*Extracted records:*
+++++

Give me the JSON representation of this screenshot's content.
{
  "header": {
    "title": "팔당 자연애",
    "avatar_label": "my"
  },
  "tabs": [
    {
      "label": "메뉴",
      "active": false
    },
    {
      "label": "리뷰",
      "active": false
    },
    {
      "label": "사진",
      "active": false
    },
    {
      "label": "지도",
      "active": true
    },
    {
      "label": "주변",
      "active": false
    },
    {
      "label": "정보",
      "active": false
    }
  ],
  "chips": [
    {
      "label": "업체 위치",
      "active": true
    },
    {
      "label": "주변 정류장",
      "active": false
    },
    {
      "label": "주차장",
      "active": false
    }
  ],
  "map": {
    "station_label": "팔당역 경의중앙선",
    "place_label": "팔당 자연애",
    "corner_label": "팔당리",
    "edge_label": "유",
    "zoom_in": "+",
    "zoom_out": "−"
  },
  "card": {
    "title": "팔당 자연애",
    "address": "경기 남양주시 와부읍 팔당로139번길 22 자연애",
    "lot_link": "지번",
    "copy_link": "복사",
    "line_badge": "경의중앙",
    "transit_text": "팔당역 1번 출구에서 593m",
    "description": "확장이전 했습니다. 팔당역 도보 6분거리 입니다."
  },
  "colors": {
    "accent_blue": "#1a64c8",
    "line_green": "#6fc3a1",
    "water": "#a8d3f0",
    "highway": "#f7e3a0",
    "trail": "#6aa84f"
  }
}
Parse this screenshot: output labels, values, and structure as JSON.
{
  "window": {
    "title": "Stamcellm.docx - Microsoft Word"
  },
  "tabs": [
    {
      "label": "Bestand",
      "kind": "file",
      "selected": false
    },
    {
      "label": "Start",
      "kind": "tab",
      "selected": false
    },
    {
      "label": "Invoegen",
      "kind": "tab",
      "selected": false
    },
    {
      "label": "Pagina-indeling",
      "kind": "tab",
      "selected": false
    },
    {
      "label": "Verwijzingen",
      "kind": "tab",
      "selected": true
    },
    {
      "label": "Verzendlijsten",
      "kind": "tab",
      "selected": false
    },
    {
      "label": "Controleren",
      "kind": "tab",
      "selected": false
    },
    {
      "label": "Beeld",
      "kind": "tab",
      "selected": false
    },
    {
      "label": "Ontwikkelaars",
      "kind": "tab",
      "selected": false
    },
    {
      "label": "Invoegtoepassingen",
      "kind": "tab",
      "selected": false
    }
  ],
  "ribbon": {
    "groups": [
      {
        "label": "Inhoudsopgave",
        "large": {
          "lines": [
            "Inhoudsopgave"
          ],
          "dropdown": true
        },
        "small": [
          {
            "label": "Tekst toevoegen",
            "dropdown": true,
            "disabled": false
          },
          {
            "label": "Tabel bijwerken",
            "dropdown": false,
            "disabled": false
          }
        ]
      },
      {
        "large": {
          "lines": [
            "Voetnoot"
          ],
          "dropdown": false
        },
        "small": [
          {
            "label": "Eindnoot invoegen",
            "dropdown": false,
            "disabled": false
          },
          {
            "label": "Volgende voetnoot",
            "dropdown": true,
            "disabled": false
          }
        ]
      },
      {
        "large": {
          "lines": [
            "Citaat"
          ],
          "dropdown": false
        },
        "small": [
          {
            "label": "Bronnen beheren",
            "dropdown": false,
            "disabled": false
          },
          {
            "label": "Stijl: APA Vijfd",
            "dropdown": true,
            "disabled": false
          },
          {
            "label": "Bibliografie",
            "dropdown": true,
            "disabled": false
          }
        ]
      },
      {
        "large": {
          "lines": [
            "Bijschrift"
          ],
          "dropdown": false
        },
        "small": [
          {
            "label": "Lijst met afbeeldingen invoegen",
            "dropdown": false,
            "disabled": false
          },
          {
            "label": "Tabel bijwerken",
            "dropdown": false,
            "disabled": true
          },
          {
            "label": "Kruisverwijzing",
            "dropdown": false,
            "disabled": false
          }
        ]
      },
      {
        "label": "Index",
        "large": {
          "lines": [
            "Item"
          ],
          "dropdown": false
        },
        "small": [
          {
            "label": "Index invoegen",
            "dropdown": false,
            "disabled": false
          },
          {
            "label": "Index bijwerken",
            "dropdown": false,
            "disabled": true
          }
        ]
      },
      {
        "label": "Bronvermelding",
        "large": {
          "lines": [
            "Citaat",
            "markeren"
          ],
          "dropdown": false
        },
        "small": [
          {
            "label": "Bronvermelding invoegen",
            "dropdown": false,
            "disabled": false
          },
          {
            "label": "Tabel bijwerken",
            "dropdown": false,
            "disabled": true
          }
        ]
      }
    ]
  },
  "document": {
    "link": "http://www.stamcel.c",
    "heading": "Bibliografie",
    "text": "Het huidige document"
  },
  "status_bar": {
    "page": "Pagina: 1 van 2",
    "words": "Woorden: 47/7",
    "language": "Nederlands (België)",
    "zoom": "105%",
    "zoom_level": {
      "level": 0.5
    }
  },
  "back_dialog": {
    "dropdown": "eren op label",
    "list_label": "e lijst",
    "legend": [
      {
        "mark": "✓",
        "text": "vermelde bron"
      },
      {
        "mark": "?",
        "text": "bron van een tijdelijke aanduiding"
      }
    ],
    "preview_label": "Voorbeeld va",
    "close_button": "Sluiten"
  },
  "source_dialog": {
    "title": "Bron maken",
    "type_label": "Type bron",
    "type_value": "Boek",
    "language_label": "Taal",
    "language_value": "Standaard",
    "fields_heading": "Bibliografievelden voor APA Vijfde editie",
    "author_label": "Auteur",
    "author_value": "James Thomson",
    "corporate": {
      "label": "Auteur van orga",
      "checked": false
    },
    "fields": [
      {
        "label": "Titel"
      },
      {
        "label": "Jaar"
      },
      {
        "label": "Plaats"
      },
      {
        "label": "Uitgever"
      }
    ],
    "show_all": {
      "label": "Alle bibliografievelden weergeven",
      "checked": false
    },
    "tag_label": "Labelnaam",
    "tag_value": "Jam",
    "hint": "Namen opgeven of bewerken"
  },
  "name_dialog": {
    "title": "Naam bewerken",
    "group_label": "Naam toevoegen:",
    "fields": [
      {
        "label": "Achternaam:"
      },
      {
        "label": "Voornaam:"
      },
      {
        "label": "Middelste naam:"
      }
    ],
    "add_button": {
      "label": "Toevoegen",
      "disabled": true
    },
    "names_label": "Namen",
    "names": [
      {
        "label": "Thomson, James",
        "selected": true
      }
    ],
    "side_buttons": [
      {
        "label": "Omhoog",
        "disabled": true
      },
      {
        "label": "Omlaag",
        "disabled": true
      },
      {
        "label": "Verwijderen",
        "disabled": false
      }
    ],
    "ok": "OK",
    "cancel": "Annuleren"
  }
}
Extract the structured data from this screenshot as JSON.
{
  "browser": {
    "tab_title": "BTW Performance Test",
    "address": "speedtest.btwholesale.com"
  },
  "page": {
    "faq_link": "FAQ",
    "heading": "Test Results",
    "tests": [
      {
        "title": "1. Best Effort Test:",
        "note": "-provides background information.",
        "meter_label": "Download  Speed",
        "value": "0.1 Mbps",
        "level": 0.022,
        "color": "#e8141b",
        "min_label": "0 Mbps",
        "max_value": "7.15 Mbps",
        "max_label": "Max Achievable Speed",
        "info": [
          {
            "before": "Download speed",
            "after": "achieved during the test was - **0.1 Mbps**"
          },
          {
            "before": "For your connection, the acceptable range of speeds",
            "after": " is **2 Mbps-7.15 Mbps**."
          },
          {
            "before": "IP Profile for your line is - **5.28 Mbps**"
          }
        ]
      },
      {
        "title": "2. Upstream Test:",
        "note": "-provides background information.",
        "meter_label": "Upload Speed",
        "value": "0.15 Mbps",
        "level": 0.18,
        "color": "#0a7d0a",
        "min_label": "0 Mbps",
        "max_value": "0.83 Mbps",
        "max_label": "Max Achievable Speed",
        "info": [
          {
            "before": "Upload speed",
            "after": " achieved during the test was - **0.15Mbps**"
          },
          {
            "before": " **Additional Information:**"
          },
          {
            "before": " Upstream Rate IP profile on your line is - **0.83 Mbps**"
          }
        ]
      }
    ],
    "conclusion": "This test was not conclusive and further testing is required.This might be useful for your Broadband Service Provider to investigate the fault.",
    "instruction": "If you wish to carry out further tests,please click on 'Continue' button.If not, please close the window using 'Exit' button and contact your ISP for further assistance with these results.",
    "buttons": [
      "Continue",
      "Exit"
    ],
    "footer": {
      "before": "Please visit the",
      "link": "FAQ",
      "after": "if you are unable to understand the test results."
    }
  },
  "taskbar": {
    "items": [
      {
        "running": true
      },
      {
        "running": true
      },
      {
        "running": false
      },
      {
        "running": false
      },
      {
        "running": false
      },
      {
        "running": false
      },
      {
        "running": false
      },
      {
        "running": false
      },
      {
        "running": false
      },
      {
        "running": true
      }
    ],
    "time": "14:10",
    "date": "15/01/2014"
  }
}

+++++

*WHAT IS BEING ASKED:*
Out of the material above, gather each line where "during" appears.

*FINISHED ANSWER:*
            "after": "achieved during the test was - **0.1 Mbps**"
            "after": " achieved during the test was - **0.15Mbps**"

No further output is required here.